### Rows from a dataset

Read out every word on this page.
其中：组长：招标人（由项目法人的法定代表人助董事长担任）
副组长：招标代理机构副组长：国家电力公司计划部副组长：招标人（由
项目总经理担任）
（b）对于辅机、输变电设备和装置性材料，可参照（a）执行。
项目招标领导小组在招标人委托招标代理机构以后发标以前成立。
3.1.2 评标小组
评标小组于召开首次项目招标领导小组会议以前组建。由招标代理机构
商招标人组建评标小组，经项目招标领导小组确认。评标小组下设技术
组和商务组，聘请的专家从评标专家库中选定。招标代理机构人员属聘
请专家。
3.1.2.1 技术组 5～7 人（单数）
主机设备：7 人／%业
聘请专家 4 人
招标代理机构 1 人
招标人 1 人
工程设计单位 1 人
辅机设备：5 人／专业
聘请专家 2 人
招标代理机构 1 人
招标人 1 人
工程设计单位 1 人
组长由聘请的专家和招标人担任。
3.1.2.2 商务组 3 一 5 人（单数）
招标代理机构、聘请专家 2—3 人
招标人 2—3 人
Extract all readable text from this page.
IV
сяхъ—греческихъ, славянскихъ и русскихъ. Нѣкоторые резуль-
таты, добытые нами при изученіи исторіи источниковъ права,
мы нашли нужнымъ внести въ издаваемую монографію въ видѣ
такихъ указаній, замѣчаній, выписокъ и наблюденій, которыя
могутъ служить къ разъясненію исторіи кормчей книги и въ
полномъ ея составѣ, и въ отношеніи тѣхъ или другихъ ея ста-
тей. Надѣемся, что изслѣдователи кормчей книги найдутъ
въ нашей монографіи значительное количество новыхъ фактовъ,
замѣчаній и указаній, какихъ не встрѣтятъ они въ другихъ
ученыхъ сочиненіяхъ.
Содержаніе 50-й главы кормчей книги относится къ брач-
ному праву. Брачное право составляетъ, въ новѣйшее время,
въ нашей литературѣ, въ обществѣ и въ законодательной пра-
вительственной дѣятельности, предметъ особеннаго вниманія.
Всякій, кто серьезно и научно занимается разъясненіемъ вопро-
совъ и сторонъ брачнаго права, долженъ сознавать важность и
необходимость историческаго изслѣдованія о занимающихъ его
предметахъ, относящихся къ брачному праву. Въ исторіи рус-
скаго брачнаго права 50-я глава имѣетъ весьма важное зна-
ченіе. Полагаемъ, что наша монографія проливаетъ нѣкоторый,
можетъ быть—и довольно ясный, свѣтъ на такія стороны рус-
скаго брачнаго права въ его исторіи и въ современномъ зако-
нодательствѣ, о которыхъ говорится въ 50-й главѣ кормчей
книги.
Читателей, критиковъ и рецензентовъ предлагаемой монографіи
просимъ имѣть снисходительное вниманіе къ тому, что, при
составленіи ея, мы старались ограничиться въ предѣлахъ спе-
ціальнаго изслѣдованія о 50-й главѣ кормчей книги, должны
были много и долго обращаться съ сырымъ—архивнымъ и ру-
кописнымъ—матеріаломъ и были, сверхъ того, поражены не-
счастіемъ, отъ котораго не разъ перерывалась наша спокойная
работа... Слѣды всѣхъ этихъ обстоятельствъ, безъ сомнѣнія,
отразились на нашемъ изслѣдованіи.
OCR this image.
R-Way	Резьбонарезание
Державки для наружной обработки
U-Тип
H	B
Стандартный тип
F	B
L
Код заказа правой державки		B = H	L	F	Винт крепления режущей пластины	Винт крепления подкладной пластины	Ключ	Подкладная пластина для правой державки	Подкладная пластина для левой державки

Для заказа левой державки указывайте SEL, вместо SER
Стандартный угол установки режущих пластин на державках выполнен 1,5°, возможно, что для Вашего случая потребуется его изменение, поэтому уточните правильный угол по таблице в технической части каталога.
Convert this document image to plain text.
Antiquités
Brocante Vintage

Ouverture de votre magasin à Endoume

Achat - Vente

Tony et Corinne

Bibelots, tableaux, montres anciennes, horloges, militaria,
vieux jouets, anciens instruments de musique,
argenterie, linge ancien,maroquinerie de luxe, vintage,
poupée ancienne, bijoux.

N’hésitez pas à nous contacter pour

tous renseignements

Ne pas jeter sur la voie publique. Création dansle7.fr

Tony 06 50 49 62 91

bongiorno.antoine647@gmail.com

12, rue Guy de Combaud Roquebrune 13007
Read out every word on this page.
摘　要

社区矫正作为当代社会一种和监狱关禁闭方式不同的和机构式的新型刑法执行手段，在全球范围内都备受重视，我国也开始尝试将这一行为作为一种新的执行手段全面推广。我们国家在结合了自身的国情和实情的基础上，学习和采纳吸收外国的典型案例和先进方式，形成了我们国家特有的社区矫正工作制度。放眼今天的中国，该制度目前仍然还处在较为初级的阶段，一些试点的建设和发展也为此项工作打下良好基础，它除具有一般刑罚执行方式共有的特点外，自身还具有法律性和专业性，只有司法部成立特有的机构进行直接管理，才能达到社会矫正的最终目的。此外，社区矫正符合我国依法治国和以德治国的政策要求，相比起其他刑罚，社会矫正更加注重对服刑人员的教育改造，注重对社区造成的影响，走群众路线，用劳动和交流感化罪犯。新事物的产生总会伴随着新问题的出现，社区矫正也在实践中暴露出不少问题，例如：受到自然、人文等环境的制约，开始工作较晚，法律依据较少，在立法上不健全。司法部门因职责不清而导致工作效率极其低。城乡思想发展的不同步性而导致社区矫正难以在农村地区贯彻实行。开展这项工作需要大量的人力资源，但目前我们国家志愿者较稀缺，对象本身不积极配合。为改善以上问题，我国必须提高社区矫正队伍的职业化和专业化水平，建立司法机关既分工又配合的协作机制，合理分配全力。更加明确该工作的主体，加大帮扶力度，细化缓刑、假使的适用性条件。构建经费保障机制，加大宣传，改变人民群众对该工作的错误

### WRITTEN INSTRUCTION
Wherever the word "исторіи" occurs in a line of the listing, copy that line.

### RESPONSE TO THIS TASK
таты, добытые нами при изученіи исторіи источниковъ права,
могутъ служить къ разъясненію исторіи кормчей книги и въ
предметахъ, относящихся къ брачному праву. Въ исторіи рус-
скаго брачнаго права въ его исторіи и въ современномъ зако-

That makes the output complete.